Stated problem: Check each line of the listing below for the string "content", and copy the ones that have it.

>> start

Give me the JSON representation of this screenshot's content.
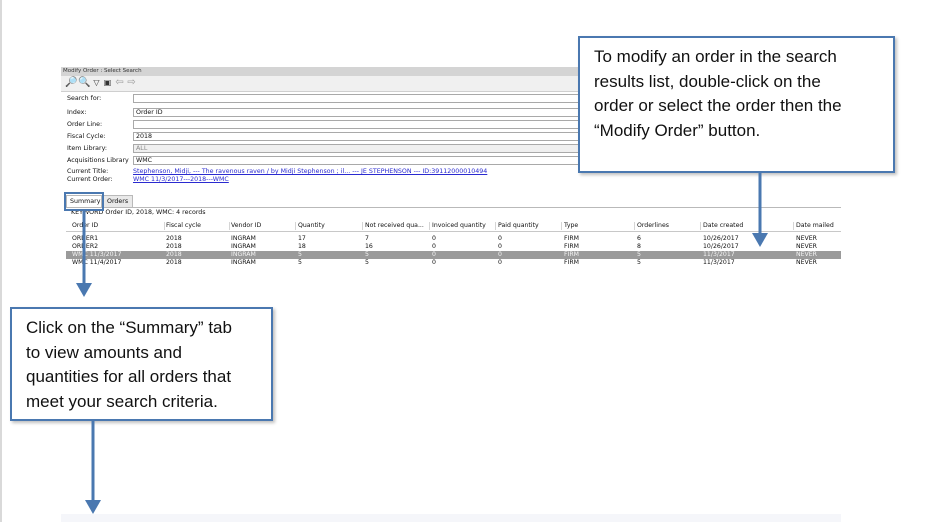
{
  "app": {
    "window_title": "Modify Order : Select Search",
    "toolbar_icons": [
      "binoculars-icon",
      "search-icon",
      "filter-icon",
      "copy-icon",
      "back-arrow-icon",
      "forward-arrow-icon"
    ],
    "form": {
      "search_for_label": "Search for:",
      "search_for_value": "",
      "index_label": "Index:",
      "index_value": "Order ID",
      "order_line_label": "Order Line:",
      "order_line_value": "",
      "fiscal_cycle_label": "Fiscal Cycle:",
      "fiscal_cycle_value": "2018",
      "item_library_label": "Item Library:",
      "item_library_value": "ALL",
      "acq_library_label": "Acquisitions Library",
      "acq_library_value": "WMC",
      "current_title_label": "Current Title:",
      "current_title_value": "Stephenson, Midji, --- The ravenous raven / by Midji Stephenson ; il... --- JE STEPHENSON --- ID:39112000010494",
      "current_order_label": "Current Order:",
      "current_order_value": "WMC 11/3/2017---2018---WMC"
    },
    "tabs": [
      {
        "label": "Summary",
        "active": true
      },
      {
        "label": "Orders",
        "active": false
      }
    ],
    "records_line": "KEYWORD Order ID, 2018, WMC: 4 records",
    "table": {
      "headers": [
        "Order ID",
        "Fiscal cycle",
        "Vendor ID",
        "Quantity",
        "Not received qua...",
        "Invoiced quantity",
        "Paid quantity",
        "Type",
        "Orderlines",
        "Date created",
        "Date mailed"
      ],
      "rows": [
        [
          "ORDER1",
          "2018",
          "INGRAM",
          "17",
          "7",
          "0",
          "0",
          "FIRM",
          "6",
          "10/26/2017",
          "NEVER"
        ],
        [
          "ORDER2",
          "2018",
          "INGRAM",
          "18",
          "16",
          "0",
          "0",
          "FIRM",
          "8",
          "10/26/2017",
          "NEVER"
        ],
        [
          "WMC 11/3/2017",
          "2018",
          "INGRAM",
          "5",
          "5",
          "0",
          "0",
          "FIRM",
          "5",
          "11/3/2017",
          "NEVER"
        ],
        [
          "WMC 11/4/2017",
          "2018",
          "INGRAM",
          "5",
          "5",
          "0",
          "0",
          "FIRM",
          "5",
          "11/3/2017",
          "NEVER"
        ]
      ],
      "selected_row": 2
    }
  },
  "callouts": {
    "top_right": [
      "To modify an order in the search",
      "results list, double-click on the",
      "order or select the order then the",
      "“Modify Order” button."
    ],
    "bottom_left": [
      "Click on the “Summary” tab",
      "to view amounts and",
      "quantities for all orders that",
      "meet your search criteria."
    ]
  },
  "colors": {
    "callout_border": "#4a78b0",
    "arrow": "#4a78b0",
    "selected_row": "#9a9a9a",
    "link": "#2a2ad0"
  }
}
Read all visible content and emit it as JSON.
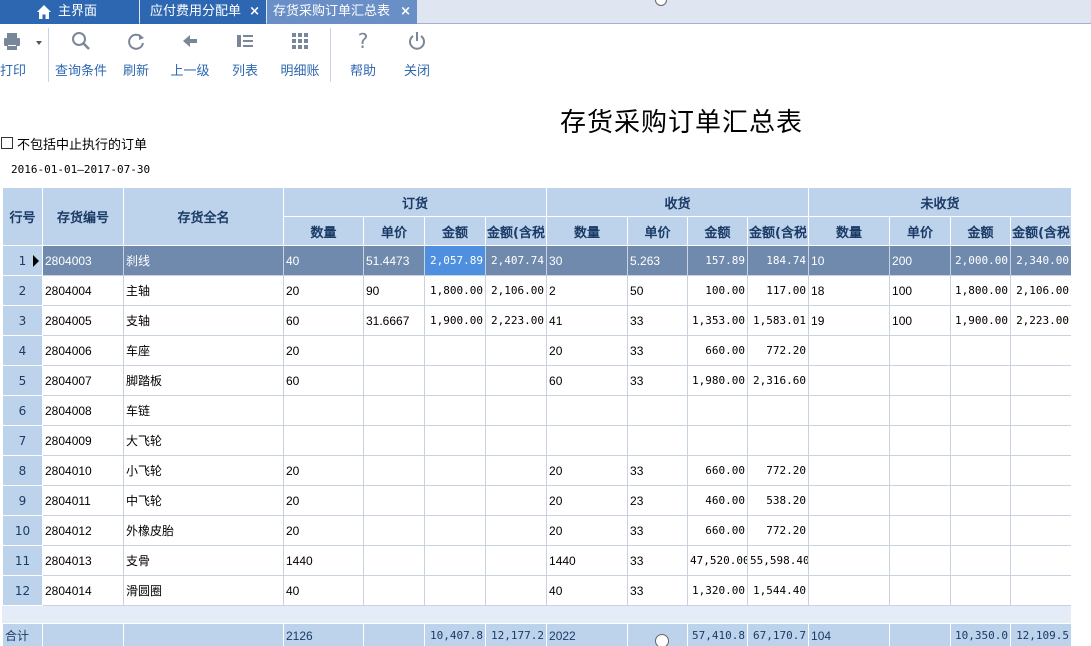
{
  "tabs": [
    {
      "label": "主界面"
    },
    {
      "label": "应付费用分配单"
    },
    {
      "label": "存货采购订单汇总表"
    }
  ],
  "tab_close_glyph": "×",
  "toolbar": {
    "print": "打印",
    "query": "查询条件",
    "refresh": "刷新",
    "up": "上一级",
    "columns": "列表",
    "detail": "明细账",
    "help": "帮助",
    "close": "关闭"
  },
  "report": {
    "title": "存货采购订单汇总表",
    "filter_label": "不包括中止执行的订单",
    "filter_checked": false,
    "date_range": "2016-01-01—2017-07-30"
  },
  "grid": {
    "headers": {
      "row_no": "行号",
      "code": "存货编号",
      "name": "存货全名",
      "group_order": "订货",
      "group_received": "收货",
      "group_pending": "未收货",
      "qty": "数量",
      "price": "单价",
      "amount": "金额",
      "amount_tax": "金额(含税"
    },
    "rows": [
      {
        "no": "1",
        "code": "2804003",
        "name": "刹线",
        "o_qty": "40",
        "o_price": "51.4473",
        "o_amt": "2,057.89",
        "o_tax": "2,407.74",
        "r_qty": "30",
        "r_price": "5.263",
        "r_amt": "157.89",
        "r_tax": "184.74",
        "p_qty": "10",
        "p_price": "200",
        "p_amt": "2,000.00",
        "p_tax": "2,340.00"
      },
      {
        "no": "2",
        "code": "2804004",
        "name": "主轴",
        "o_qty": "20",
        "o_price": "90",
        "o_amt": "1,800.00",
        "o_tax": "2,106.00",
        "r_qty": "2",
        "r_price": "50",
        "r_amt": "100.00",
        "r_tax": "117.00",
        "p_qty": "18",
        "p_price": "100",
        "p_amt": "1,800.00",
        "p_tax": "2,106.00"
      },
      {
        "no": "3",
        "code": "2804005",
        "name": "支轴",
        "o_qty": "60",
        "o_price": "31.6667",
        "o_amt": "1,900.00",
        "o_tax": "2,223.00",
        "r_qty": "41",
        "r_price": "33",
        "r_amt": "1,353.00",
        "r_tax": "1,583.01",
        "p_qty": "19",
        "p_price": "100",
        "p_amt": "1,900.00",
        "p_tax": "2,223.00"
      },
      {
        "no": "4",
        "code": "2804006",
        "name": "车座",
        "o_qty": "20",
        "o_price": "",
        "o_amt": "",
        "o_tax": "",
        "r_qty": "20",
        "r_price": "33",
        "r_amt": "660.00",
        "r_tax": "772.20",
        "p_qty": "",
        "p_price": "",
        "p_amt": "",
        "p_tax": ""
      },
      {
        "no": "5",
        "code": "2804007",
        "name": "脚踏板",
        "o_qty": "60",
        "o_price": "",
        "o_amt": "",
        "o_tax": "",
        "r_qty": "60",
        "r_price": "33",
        "r_amt": "1,980.00",
        "r_tax": "2,316.60",
        "p_qty": "",
        "p_price": "",
        "p_amt": "",
        "p_tax": ""
      },
      {
        "no": "6",
        "code": "2804008",
        "name": "车链",
        "o_qty": "",
        "o_price": "",
        "o_amt": "",
        "o_tax": "",
        "r_qty": "",
        "r_price": "",
        "r_amt": "",
        "r_tax": "",
        "p_qty": "",
        "p_price": "",
        "p_amt": "",
        "p_tax": ""
      },
      {
        "no": "7",
        "code": "2804009",
        "name": "大飞轮",
        "o_qty": "",
        "o_price": "",
        "o_amt": "",
        "o_tax": "",
        "r_qty": "",
        "r_price": "",
        "r_amt": "",
        "r_tax": "",
        "p_qty": "",
        "p_price": "",
        "p_amt": "",
        "p_tax": ""
      },
      {
        "no": "8",
        "code": "2804010",
        "name": "小飞轮",
        "o_qty": "20",
        "o_price": "",
        "o_amt": "",
        "o_tax": "",
        "r_qty": "20",
        "r_price": "33",
        "r_amt": "660.00",
        "r_tax": "772.20",
        "p_qty": "",
        "p_price": "",
        "p_amt": "",
        "p_tax": ""
      },
      {
        "no": "9",
        "code": "2804011",
        "name": "中飞轮",
        "o_qty": "20",
        "o_price": "",
        "o_amt": "",
        "o_tax": "",
        "r_qty": "20",
        "r_price": "23",
        "r_amt": "460.00",
        "r_tax": "538.20",
        "p_qty": "",
        "p_price": "",
        "p_amt": "",
        "p_tax": ""
      },
      {
        "no": "10",
        "code": "2804012",
        "name": "外橡皮胎",
        "o_qty": "20",
        "o_price": "",
        "o_amt": "",
        "o_tax": "",
        "r_qty": "20",
        "r_price": "33",
        "r_amt": "660.00",
        "r_tax": "772.20",
        "p_qty": "",
        "p_price": "",
        "p_amt": "",
        "p_tax": ""
      },
      {
        "no": "11",
        "code": "2804013",
        "name": "支骨",
        "o_qty": "1440",
        "o_price": "",
        "o_amt": "",
        "o_tax": "",
        "r_qty": "1440",
        "r_price": "33",
        "r_amt": "47,520.00",
        "r_tax": "55,598.40",
        "p_qty": "",
        "p_price": "",
        "p_amt": "",
        "p_tax": ""
      },
      {
        "no": "12",
        "code": "2804014",
        "name": "滑圆圈",
        "o_qty": "40",
        "o_price": "",
        "o_amt": "",
        "o_tax": "",
        "r_qty": "40",
        "r_price": "33",
        "r_amt": "1,320.00",
        "r_tax": "1,544.40",
        "p_qty": "",
        "p_price": "",
        "p_amt": "",
        "p_tax": ""
      }
    ],
    "total": {
      "label": "合计",
      "o_qty": "2126",
      "o_amt": "10,407.8",
      "o_tax": "12,177.2",
      "r_qty": "2022",
      "r_amt": "57,410.8",
      "r_tax": "67,170.7",
      "p_qty": "104",
      "p_amt": "10,350.0",
      "p_tax": "12,109.5"
    }
  },
  "colors": {
    "tab_active": "#2e67b1",
    "tab_current": "#6a8fc7",
    "header_bg": "#bdd3ec",
    "selected_row": "#6f8aad",
    "focused_cell": "#4f8fe0",
    "toolbar_text": "#2e67b1"
  }
}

>> end

Answer to the problem:
Give me the JSON representation of this screenshot's content.
Read all visible content and emit it as JSON.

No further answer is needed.